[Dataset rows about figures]
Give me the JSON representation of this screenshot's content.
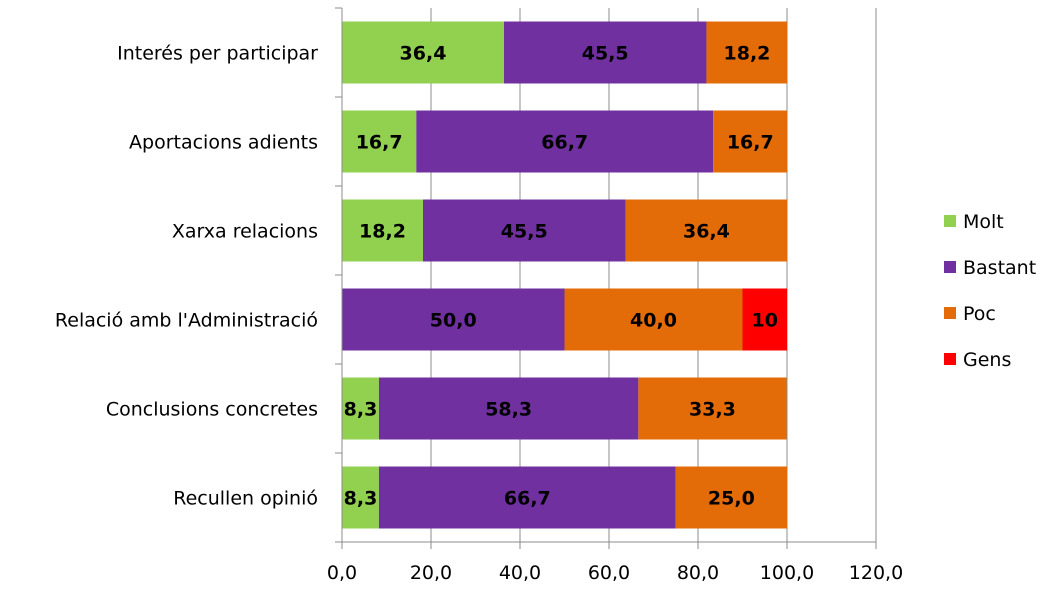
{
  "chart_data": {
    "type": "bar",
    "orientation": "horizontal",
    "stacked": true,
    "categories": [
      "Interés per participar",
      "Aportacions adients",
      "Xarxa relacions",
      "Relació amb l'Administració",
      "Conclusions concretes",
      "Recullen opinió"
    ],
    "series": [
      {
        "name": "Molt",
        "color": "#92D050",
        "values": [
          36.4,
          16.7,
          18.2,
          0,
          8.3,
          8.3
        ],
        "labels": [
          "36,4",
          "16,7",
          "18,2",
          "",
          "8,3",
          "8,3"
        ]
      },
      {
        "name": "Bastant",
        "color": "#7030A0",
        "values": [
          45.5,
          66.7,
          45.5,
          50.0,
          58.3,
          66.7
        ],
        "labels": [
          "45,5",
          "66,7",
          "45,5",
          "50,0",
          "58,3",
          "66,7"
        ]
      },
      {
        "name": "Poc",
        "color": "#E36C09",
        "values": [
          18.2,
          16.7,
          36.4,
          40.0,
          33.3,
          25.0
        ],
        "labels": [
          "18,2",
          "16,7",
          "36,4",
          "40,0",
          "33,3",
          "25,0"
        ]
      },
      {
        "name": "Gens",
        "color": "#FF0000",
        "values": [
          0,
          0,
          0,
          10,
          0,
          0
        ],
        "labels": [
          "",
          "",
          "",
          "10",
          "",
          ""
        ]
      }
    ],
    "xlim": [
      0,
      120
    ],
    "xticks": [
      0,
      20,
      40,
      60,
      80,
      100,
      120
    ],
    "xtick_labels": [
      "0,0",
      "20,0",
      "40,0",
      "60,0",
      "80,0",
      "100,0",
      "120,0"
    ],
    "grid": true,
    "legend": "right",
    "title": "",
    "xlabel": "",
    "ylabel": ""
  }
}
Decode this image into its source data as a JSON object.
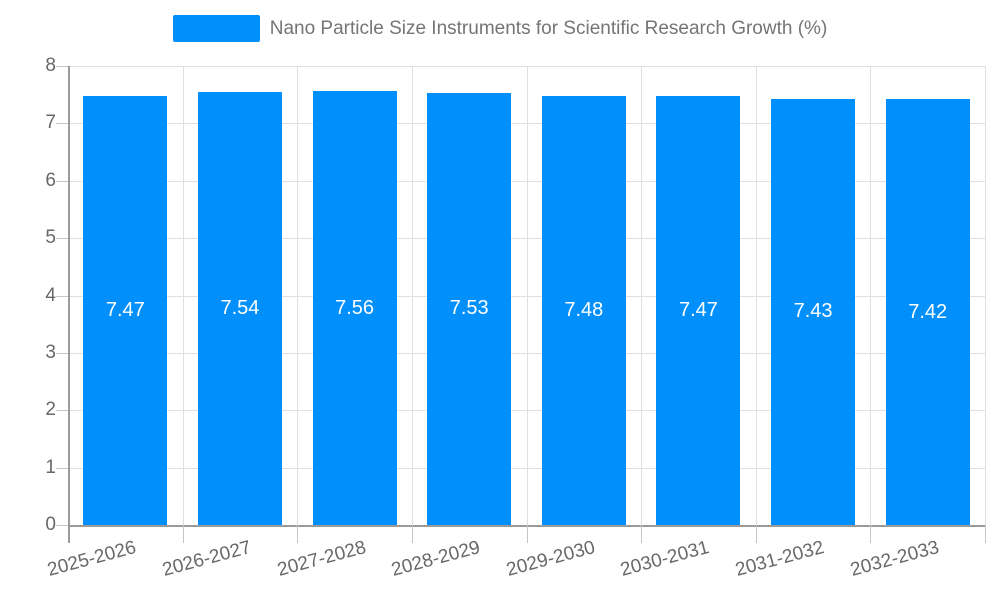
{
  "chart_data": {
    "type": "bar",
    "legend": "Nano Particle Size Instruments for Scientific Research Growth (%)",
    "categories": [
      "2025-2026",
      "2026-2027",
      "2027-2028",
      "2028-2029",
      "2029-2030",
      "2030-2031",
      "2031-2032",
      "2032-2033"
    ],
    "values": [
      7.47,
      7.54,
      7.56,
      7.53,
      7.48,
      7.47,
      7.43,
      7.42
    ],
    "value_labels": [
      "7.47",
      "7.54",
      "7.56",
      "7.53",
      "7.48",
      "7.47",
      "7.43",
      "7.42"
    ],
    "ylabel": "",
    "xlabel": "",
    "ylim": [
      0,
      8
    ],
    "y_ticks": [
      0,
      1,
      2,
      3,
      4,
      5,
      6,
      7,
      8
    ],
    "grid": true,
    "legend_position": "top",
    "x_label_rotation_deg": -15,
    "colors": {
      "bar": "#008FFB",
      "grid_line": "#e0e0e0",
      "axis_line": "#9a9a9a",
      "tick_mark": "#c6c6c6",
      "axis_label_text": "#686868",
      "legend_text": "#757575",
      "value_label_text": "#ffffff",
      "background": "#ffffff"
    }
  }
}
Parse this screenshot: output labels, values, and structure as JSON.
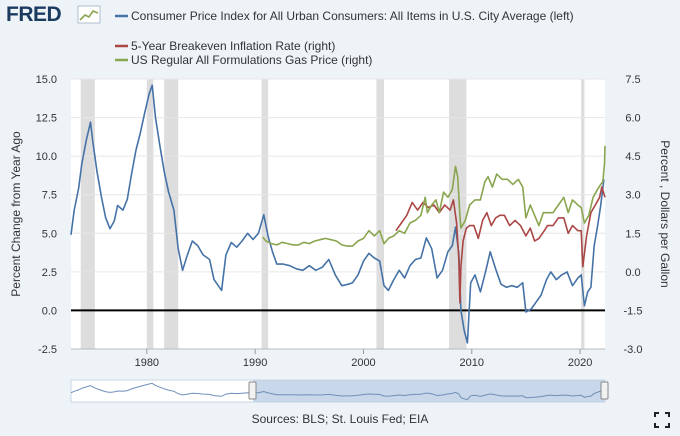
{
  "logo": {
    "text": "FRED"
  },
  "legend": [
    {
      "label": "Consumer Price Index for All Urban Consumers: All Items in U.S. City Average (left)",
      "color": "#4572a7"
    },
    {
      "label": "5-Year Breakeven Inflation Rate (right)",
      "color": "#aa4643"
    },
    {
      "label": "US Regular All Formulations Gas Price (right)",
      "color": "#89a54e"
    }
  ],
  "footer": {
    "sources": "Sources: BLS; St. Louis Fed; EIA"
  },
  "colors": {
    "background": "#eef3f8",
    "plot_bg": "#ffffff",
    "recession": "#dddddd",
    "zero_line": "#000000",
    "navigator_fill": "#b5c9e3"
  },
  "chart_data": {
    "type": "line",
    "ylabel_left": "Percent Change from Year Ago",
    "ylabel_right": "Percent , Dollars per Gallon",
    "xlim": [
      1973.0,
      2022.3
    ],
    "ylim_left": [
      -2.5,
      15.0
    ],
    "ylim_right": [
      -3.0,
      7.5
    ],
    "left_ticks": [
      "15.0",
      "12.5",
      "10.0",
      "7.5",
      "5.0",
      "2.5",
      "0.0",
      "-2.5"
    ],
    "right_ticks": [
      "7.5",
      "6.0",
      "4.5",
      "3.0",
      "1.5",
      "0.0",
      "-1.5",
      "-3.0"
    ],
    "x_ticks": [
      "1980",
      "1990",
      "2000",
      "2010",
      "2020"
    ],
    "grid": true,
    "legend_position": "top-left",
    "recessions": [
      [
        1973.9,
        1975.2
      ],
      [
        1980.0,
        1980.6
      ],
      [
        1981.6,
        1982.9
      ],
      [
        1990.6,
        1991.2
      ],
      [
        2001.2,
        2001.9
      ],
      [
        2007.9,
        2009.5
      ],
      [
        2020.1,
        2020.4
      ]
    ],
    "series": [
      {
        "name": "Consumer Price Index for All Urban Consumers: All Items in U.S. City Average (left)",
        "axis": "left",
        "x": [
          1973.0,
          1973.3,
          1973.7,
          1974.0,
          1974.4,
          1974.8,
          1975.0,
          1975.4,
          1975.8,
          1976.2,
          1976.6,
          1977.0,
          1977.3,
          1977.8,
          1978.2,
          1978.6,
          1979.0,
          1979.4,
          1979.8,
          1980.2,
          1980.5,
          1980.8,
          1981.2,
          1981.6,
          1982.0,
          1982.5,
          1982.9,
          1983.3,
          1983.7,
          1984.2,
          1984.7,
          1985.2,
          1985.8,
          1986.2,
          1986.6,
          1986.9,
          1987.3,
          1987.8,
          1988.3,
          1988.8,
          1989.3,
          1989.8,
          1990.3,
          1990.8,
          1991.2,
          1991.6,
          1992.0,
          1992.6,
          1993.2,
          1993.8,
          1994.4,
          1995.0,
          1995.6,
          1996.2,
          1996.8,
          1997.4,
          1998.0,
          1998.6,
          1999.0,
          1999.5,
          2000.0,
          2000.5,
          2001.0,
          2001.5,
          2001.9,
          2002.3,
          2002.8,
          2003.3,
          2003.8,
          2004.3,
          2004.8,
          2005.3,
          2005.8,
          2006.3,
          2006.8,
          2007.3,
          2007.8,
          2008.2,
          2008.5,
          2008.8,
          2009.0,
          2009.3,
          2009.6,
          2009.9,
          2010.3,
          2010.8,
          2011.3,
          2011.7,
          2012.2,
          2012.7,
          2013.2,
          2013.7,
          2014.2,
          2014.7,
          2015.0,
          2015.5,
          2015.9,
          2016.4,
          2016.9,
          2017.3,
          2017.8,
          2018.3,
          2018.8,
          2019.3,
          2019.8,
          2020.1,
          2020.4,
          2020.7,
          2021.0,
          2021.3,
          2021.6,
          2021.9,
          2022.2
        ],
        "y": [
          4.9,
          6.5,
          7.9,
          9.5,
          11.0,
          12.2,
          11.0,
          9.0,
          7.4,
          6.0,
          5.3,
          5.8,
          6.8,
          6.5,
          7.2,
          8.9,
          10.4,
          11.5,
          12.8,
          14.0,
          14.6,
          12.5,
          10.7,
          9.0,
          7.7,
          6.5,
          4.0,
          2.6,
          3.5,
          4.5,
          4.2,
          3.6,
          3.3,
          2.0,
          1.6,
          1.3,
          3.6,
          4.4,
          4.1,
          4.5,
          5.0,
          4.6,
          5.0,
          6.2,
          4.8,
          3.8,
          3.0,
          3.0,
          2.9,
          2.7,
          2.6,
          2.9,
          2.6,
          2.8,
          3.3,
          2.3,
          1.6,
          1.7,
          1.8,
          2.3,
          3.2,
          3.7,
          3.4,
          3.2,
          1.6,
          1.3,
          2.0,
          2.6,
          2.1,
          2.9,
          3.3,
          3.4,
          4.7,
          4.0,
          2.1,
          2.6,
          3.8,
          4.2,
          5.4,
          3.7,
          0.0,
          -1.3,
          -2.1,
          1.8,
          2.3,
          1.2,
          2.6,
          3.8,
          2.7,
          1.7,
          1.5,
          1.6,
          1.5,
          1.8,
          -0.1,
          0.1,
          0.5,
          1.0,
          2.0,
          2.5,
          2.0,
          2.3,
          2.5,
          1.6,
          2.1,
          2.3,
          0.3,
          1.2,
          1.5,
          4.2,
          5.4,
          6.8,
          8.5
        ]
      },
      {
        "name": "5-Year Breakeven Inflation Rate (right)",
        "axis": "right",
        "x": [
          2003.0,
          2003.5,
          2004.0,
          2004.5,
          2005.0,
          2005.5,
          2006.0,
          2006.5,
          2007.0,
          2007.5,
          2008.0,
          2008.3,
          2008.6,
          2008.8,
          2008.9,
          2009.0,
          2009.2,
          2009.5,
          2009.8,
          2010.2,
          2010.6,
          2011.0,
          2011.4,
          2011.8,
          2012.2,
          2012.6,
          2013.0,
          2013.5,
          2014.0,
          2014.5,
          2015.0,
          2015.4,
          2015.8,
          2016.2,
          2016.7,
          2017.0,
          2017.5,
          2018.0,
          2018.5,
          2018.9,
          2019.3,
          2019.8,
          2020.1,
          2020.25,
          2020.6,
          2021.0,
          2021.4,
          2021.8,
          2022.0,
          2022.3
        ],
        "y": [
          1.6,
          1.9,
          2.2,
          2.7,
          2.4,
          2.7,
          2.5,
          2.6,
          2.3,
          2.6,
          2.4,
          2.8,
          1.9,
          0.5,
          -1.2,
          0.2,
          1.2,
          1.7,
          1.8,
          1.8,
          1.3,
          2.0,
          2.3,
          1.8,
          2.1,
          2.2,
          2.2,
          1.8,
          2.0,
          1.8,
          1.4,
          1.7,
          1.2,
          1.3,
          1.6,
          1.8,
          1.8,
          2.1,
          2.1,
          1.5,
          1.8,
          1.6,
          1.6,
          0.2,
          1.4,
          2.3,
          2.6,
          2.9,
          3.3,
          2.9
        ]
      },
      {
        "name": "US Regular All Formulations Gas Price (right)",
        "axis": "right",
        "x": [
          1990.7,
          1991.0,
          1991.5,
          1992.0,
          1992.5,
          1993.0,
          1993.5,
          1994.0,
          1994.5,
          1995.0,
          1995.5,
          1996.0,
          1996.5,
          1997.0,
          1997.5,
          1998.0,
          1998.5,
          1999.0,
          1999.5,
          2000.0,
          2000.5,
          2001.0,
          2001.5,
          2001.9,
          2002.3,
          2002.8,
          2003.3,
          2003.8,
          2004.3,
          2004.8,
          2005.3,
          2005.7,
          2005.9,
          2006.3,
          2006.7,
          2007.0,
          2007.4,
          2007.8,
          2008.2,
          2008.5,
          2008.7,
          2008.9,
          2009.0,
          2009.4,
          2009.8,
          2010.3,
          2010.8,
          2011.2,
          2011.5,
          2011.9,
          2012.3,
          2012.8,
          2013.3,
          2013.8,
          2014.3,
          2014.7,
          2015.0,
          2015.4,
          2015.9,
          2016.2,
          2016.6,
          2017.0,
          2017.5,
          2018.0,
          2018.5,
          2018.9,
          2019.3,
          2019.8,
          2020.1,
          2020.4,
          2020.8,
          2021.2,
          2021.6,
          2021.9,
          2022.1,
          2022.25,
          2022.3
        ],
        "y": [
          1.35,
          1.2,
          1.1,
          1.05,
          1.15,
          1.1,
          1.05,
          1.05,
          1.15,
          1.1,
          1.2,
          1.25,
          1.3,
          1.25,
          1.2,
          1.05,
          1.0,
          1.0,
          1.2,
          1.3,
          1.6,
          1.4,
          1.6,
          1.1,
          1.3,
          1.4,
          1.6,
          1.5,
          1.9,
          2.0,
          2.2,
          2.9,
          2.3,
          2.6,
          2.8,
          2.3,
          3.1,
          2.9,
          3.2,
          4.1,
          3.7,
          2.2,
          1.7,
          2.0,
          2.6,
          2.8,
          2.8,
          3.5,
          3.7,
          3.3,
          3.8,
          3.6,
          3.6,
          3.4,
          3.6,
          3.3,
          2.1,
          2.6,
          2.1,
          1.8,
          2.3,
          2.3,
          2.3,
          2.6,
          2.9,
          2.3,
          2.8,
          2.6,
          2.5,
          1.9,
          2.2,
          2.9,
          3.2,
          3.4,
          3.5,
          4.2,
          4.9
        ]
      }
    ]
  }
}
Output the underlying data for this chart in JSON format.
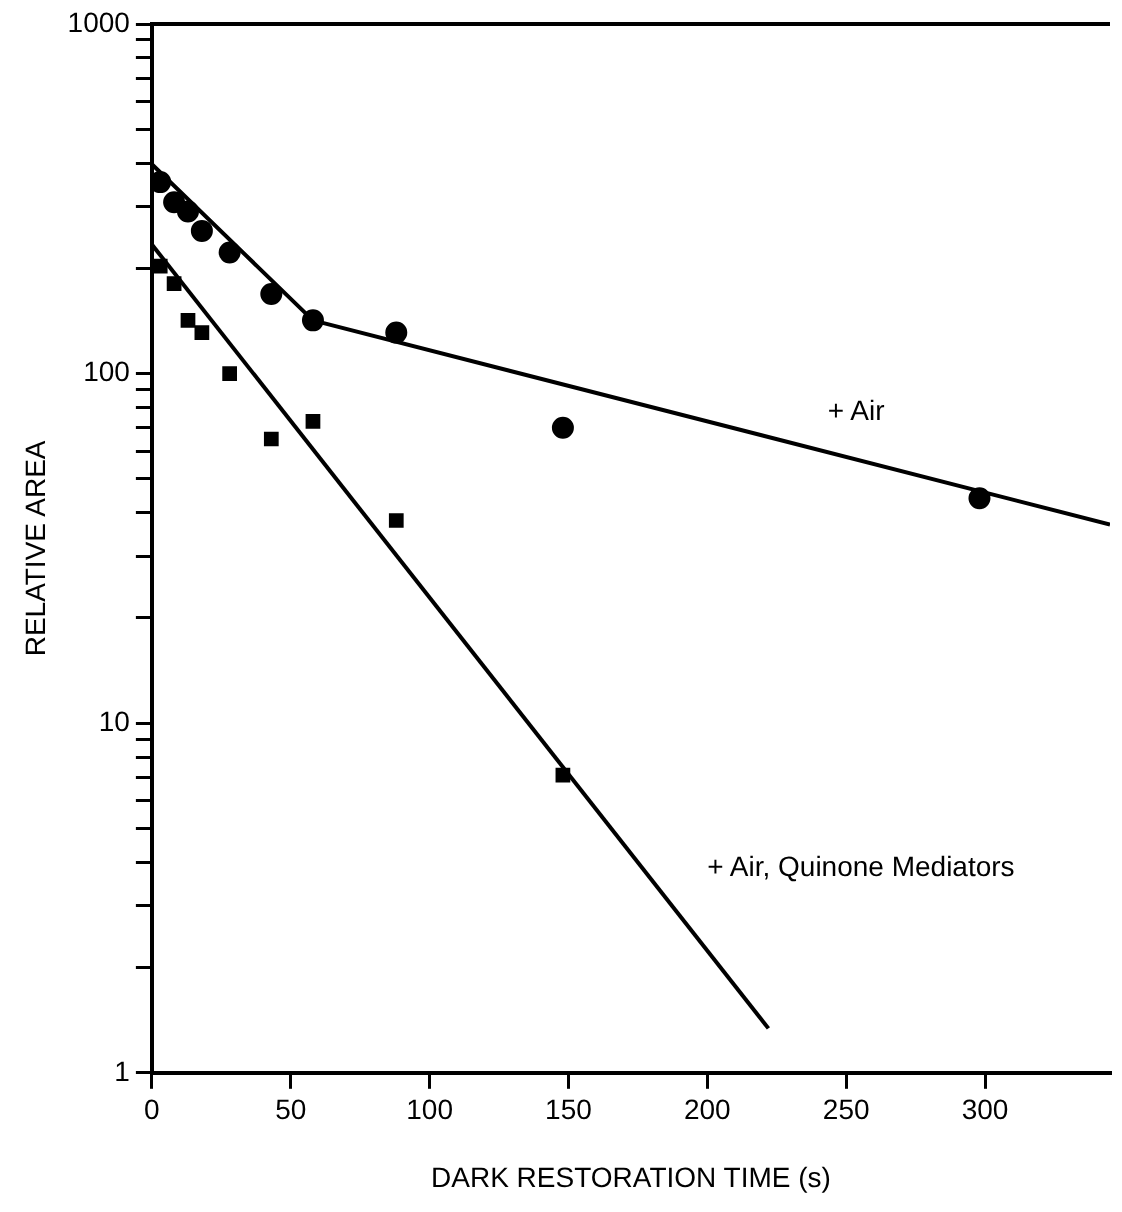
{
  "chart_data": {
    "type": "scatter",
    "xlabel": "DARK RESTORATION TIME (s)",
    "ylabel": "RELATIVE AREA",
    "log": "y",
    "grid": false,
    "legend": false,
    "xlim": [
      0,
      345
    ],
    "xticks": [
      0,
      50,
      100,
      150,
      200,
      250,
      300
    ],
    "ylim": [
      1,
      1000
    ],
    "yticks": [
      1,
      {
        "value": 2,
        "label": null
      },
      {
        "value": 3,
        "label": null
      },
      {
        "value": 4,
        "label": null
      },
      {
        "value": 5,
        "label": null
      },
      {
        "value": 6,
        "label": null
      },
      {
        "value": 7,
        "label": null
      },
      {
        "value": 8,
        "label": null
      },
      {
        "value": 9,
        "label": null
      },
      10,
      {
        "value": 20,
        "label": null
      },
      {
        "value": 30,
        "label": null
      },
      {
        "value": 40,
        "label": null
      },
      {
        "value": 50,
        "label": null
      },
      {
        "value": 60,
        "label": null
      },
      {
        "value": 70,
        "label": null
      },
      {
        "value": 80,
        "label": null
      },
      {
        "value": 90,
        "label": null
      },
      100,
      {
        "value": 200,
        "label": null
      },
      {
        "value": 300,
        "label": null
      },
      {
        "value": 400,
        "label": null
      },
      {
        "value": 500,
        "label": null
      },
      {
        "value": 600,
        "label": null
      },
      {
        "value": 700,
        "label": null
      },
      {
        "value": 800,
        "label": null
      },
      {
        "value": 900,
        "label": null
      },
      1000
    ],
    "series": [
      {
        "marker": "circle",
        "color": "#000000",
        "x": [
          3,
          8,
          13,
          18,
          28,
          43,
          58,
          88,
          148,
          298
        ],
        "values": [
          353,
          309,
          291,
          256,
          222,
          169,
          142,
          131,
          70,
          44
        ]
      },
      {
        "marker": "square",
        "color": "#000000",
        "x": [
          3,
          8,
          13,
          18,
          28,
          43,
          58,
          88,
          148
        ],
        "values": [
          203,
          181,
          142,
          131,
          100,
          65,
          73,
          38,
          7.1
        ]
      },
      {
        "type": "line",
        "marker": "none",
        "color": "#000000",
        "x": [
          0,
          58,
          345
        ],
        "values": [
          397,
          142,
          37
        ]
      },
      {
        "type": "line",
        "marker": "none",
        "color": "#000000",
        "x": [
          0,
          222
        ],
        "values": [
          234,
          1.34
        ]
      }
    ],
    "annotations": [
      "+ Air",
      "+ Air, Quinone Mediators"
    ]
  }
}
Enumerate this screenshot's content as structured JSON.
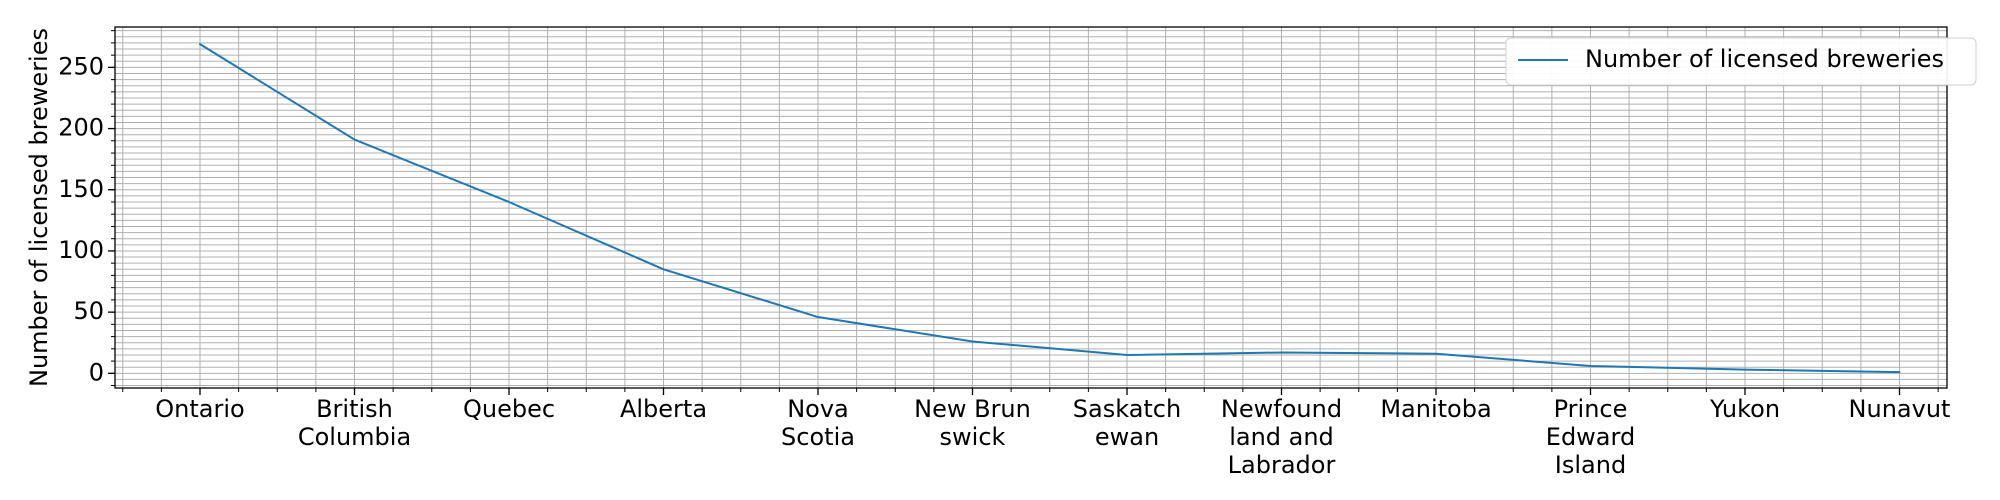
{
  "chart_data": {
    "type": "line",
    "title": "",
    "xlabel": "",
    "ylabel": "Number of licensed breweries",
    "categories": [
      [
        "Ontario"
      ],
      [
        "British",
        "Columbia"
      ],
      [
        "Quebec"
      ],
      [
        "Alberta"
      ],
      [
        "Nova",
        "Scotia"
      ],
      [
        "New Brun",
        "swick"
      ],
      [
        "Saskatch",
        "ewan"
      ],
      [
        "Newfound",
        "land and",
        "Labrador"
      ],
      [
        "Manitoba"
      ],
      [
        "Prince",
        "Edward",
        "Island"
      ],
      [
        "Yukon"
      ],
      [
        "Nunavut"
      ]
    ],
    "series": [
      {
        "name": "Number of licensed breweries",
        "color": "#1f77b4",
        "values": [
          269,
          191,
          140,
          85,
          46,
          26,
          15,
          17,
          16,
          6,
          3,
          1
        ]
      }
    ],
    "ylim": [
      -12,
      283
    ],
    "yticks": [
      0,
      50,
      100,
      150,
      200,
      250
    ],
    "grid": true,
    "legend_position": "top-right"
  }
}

STATED TASK
Using the listing, copy every line where the word "Consumer" shows up.

SOLUTION TO THE PROBLEM
      "label": "Consumer Price Index for All Urban Consumers: All Items in U.S. City Average (left)",
        "name": "Consumer Price Index for All Urban Consumers: All Items in U.S. City Average (left)",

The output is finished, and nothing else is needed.